▶ [Source records]
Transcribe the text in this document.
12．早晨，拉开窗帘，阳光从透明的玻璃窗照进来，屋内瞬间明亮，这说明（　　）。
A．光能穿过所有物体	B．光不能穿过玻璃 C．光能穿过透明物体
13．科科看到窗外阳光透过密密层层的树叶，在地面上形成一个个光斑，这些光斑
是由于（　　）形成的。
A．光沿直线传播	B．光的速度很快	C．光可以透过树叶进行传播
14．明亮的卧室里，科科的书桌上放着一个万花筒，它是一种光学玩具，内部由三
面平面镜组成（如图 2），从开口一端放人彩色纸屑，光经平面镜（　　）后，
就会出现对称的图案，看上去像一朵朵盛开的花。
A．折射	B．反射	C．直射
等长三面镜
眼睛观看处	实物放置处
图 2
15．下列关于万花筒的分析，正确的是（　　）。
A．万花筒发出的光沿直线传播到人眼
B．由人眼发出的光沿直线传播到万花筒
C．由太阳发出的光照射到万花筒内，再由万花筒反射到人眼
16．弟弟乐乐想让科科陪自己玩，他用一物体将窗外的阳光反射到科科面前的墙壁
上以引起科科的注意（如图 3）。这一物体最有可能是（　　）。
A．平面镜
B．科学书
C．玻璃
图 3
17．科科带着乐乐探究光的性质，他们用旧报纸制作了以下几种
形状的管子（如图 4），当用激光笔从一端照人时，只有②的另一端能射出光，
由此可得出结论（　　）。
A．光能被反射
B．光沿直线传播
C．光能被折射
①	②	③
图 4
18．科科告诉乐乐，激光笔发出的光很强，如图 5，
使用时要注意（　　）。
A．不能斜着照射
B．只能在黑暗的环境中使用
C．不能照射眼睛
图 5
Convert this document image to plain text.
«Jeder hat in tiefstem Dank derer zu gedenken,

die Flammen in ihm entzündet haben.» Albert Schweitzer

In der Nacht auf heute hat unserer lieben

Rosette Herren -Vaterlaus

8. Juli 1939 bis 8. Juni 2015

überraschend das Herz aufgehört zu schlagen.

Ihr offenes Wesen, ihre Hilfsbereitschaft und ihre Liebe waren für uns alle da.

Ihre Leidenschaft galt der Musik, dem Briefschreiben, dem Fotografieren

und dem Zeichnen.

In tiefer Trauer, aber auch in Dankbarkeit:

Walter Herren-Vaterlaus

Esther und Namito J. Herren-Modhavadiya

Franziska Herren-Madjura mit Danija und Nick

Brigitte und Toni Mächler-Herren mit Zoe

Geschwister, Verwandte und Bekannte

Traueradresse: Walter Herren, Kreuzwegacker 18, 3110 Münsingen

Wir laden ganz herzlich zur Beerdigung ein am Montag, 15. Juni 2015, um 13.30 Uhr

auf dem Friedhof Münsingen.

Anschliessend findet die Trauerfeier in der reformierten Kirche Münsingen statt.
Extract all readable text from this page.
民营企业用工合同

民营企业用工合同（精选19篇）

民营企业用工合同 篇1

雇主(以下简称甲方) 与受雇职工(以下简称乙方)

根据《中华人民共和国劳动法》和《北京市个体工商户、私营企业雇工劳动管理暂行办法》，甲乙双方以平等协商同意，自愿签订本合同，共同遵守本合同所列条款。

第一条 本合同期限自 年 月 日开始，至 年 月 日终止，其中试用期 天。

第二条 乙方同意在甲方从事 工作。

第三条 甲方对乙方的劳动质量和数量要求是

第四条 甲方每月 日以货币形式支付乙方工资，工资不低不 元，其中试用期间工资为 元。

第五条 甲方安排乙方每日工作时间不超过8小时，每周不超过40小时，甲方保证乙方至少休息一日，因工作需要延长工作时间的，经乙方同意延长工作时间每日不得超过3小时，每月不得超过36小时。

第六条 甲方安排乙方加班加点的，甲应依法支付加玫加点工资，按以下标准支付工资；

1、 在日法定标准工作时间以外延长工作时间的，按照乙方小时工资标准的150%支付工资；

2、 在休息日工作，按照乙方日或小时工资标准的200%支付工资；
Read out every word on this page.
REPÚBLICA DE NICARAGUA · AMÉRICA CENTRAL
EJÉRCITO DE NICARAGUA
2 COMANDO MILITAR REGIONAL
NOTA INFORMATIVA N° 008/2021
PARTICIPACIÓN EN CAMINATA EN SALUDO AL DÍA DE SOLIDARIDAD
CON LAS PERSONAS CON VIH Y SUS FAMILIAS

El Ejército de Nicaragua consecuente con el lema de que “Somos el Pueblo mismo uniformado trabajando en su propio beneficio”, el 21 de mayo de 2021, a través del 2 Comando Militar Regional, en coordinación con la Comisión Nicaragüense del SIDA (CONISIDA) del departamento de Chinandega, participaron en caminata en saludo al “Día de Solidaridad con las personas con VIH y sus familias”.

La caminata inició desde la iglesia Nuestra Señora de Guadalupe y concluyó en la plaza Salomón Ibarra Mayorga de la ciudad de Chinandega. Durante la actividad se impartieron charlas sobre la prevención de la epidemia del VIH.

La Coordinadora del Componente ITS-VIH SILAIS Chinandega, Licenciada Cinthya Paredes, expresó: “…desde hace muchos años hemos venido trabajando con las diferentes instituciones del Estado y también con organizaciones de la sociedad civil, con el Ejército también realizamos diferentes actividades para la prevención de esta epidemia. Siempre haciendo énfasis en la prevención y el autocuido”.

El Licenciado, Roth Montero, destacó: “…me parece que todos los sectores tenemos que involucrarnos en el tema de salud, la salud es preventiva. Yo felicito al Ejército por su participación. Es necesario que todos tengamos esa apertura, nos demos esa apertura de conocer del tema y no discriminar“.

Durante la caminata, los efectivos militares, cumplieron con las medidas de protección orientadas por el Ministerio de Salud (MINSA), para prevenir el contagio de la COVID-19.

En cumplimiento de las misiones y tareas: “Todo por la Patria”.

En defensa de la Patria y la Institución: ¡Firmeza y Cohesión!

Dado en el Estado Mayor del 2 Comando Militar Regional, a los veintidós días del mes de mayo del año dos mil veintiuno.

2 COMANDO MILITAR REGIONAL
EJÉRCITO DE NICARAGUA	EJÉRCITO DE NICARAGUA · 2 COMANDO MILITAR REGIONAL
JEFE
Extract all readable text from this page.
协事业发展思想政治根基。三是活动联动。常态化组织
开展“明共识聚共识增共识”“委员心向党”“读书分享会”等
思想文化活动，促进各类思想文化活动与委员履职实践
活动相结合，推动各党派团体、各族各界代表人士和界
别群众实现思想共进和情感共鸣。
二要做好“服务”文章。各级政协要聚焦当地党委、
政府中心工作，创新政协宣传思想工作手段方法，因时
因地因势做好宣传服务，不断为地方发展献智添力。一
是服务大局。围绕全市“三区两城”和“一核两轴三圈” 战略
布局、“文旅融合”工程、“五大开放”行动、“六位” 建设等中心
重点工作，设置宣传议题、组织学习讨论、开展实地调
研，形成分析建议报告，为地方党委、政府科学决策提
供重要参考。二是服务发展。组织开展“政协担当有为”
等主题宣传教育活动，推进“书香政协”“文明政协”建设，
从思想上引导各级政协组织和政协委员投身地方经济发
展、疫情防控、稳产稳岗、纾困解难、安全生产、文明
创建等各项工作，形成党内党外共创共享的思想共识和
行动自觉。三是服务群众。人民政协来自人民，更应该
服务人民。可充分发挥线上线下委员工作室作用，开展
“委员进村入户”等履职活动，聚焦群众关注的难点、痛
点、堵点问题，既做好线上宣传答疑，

▶ [TASK] Identify each line in the records above containing the word "text"; copy those lines.

▶ [TASK ANSWER]
Transcribe the text in this document.
Convert this document image to plain text.
Extract all readable text from this page.
Extract all readable text from this page.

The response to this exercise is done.